▸ **EXERCISE REQUIREMENTS**:
Exactly repeat the full listing that follows.

== PROVIDED RECORDS ==

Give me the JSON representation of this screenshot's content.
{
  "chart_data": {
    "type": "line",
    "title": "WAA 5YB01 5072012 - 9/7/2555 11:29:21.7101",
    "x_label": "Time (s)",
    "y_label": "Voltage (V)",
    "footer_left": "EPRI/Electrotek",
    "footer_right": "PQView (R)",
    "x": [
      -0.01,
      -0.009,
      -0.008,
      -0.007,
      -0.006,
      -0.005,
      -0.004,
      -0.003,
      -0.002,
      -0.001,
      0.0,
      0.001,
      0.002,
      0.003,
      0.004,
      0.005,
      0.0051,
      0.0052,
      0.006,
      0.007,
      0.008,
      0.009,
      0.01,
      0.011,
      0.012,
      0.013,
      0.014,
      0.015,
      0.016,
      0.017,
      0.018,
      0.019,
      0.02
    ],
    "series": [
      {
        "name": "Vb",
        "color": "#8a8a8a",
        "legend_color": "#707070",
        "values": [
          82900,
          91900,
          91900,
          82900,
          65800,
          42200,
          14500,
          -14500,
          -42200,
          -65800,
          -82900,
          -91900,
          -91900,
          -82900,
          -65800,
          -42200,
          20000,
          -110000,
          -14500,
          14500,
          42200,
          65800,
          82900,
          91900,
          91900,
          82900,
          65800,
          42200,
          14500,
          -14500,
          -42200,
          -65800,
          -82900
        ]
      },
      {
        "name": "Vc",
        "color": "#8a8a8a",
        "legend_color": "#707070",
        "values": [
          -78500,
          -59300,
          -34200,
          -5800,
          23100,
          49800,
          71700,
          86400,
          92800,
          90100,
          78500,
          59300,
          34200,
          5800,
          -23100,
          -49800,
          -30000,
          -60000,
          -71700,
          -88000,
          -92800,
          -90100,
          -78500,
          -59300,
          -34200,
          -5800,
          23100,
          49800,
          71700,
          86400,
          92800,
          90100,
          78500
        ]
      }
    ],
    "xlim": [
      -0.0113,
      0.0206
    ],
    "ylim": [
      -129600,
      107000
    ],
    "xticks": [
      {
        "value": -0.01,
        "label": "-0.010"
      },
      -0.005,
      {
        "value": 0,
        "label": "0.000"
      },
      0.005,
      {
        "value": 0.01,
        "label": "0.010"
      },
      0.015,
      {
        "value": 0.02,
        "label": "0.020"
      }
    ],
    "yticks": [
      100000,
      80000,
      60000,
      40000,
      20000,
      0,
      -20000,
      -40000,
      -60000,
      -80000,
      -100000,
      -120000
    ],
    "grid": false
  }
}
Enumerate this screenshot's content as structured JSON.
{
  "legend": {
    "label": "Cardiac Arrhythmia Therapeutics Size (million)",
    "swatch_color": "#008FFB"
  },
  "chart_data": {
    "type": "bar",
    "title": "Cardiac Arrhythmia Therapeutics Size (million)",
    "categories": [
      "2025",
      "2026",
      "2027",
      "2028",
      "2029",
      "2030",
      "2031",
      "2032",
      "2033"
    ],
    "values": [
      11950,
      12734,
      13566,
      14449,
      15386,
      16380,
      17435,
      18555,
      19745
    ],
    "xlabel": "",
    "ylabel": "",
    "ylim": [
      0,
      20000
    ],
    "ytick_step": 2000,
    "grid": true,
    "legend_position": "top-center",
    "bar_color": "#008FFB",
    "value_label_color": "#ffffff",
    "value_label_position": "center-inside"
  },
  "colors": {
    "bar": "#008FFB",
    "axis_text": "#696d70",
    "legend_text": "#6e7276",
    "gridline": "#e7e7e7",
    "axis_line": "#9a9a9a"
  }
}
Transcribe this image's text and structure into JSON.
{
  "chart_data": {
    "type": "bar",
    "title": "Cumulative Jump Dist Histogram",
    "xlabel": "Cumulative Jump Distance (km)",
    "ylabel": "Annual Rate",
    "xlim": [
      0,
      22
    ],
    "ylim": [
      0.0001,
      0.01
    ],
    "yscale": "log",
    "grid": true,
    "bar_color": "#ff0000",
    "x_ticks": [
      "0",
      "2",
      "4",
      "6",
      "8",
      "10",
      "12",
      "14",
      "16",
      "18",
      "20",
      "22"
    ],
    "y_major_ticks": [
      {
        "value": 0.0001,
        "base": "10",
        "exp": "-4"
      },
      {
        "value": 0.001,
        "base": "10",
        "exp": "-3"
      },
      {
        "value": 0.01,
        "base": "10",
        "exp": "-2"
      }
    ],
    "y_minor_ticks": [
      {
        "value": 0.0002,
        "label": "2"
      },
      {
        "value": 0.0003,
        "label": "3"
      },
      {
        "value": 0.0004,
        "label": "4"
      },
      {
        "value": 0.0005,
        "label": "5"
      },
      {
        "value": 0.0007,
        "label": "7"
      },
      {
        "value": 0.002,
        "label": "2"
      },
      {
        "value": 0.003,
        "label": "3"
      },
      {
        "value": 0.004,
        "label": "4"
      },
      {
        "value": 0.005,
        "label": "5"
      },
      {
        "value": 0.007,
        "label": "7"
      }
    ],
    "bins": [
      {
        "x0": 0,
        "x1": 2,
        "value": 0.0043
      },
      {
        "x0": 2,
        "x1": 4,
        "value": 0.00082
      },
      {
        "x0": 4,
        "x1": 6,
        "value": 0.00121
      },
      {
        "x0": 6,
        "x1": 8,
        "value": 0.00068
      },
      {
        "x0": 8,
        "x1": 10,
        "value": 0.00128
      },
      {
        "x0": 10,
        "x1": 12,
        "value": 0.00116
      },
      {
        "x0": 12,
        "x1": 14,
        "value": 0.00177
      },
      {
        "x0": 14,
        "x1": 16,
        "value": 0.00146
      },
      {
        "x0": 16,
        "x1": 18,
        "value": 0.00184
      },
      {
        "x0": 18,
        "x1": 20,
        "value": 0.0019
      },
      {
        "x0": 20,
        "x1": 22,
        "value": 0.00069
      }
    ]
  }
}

===

▸ **OUTPUT BELOW**:
Give me the JSON representation of this screenshot's content.
{
  "chart_data": {
    "type": "line",
    "title": "WAA 5YB01 5072012 - 9/7/2555 11:29:21.7101",
    "x_label": "Time (s)",
    "y_label": "Voltage (V)",
    "footer_left": "EPRI/Electrotek",
    "footer_right": "PQView (R)",
    "x": [
      -0.01,
      -0.009,
      -0.008,
      -0.007,
      -0.006,
      -0.005,
      -0.004,
      -0.003,
      -0.002,
      -0.001,
      0.0,
      0.001,
      0.002,
      0.003,
      0.004,
      0.005,
      0.0051,
      0.0052,
      0.006,
      0.007,
      0.008,
      0.009,
      0.01,
      0.011,
      0.012,
      0.013,
      0.014,
      0.015,
      0.016,
      0.017,
      0.018,
      0.019,
      0.02
    ],
    "series": [
      {
        "name": "Vb",
        "color": "#8a8a8a",
        "legend_color": "#707070",
        "values": [
          82900,
          91900,
          91900,
          82900,
          65800,
          42200,
          14500,
          -14500,
          -42200,
          -65800,
          -82900,
          -91900,
          -91900,
          -82900,
          -65800,
          -42200,
          20000,
          -110000,
          -14500,
          14500,
          42200,
          65800,
          82900,
          91900,
          91900,
          82900,
          65800,
          42200,
          14500,
          -14500,
          -42200,
          -65800,
          -82900
        ]
      },
      {
        "name": "Vc",
        "color": "#8a8a8a",
        "legend_color": "#707070",
        "values": [
          -78500,
          -59300,
          -34200,
          -5800,
          23100,
          49800,
          71700,
          86400,
          92800,
          90100,
          78500,
          59300,
          34200,
          5800,
          -23100,
          -49800,
          -30000,
          -60000,
          -71700,
          -88000,
          -92800,
          -90100,
          -78500,
          -59300,
          -34200,
          -5800,
          23100,
          49800,
          71700,
          86400,
          92800,
          90100,
          78500
        ]
      }
    ],
    "xlim": [
      -0.0113,
      0.0206
    ],
    "ylim": [
      -129600,
      107000
    ],
    "xticks": [
      {
        "value": -0.01,
        "label": "-0.010"
      },
      -0.005,
      {
        "value": 0,
        "label": "0.000"
      },
      0.005,
      {
        "value": 0.01,
        "label": "0.010"
      },
      0.015,
      {
        "value": 0.02,
        "label": "0.020"
      }
    ],
    "yticks": [
      100000,
      80000,
      60000,
      40000,
      20000,
      0,
      -20000,
      -40000,
      -60000,
      -80000,
      -100000,
      -120000
    ],
    "grid": false
  }
}
Enumerate this screenshot's content as structured JSON.
{
  "legend": {
    "label": "Cardiac Arrhythmia Therapeutics Size (million)",
    "swatch_color": "#008FFB"
  },
  "chart_data": {
    "type": "bar",
    "title": "Cardiac Arrhythmia Therapeutics Size (million)",
    "categories": [
      "2025",
      "2026",
      "2027",
      "2028",
      "2029",
      "2030",
      "2031",
      "2032",
      "2033"
    ],
    "values": [
      11950,
      12734,
      13566,
      14449,
      15386,
      16380,
      17435,
      18555,
      19745
    ],
    "xlabel": "",
    "ylabel": "",
    "ylim": [
      0,
      20000
    ],
    "ytick_step": 2000,
    "grid": true,
    "legend_position": "top-center",
    "bar_color": "#008FFB",
    "value_label_color": "#ffffff",
    "value_label_position": "center-inside"
  },
  "colors": {
    "bar": "#008FFB",
    "axis_text": "#696d70",
    "legend_text": "#6e7276",
    "gridline": "#e7e7e7",
    "axis_line": "#9a9a9a"
  }
}
Transcribe this image's text and structure into JSON.
{
  "chart_data": {
    "type": "bar",
    "title": "Cumulative Jump Dist Histogram",
    "xlabel": "Cumulative Jump Distance (km)",
    "ylabel": "Annual Rate",
    "xlim": [
      0,
      22
    ],
    "ylim": [
      0.0001,
      0.01
    ],
    "yscale": "log",
    "grid": true,
    "bar_color": "#ff0000",
    "x_ticks": [
      "0",
      "2",
      "4",
      "6",
      "8",
      "10",
      "12",
      "14",
      "16",
      "18",
      "20",
      "22"
    ],
    "y_major_ticks": [
      {
        "value": 0.0001,
        "base": "10",
        "exp": "-4"
      },
      {
        "value": 0.001,
        "base": "10",
        "exp": "-3"
      },
      {
        "value": 0.01,
        "base": "10",
        "exp": "-2"
      }
    ],
    "y_minor_ticks": [
      {
        "value": 0.0002,
        "label": "2"
      },
      {
        "value": 0.0003,
        "label": "3"
      },
      {
        "value": 0.0004,
        "label": "4"
      },
      {
        "value": 0.0005,
        "label": "5"
      },
      {
        "value": 0.0007,
        "label": "7"
      },
      {
        "value": 0.002,
        "label": "2"
      },
      {
        "value": 0.003,
        "label": "3"
      },
      {
        "value": 0.004,
        "label": "4"
      },
      {
        "value": 0.005,
        "label": "5"
      },
      {
        "value": 0.007,
        "label": "7"
      }
    ],
    "bins": [
      {
        "x0": 0,
        "x1": 2,
        "value": 0.0043
      },
      {
        "x0": 2,
        "x1": 4,
        "value": 0.00082
      },
      {
        "x0": 4,
        "x1": 6,
        "value": 0.00121
      },
      {
        "x0": 6,
        "x1": 8,
        "value": 0.00068
      },
      {
        "x0": 8,
        "x1": 10,
        "value": 0.00128
      },
      {
        "x0": 10,
        "x1": 12,
        "value": 0.00116
      },
      {
        "x0": 12,
        "x1": 14,
        "value": 0.00177
      },
      {
        "x0": 14,
        "x1": 16,
        "value": 0.00146
      },
      {
        "x0": 16,
        "x1": 18,
        "value": 0.00184
      },
      {
        "x0": 18,
        "x1": 20,
        "value": 0.0019
      },
      {
        "x0": 20,
        "x1": 22,
        "value": 0.00069
      }
    ]
  }
}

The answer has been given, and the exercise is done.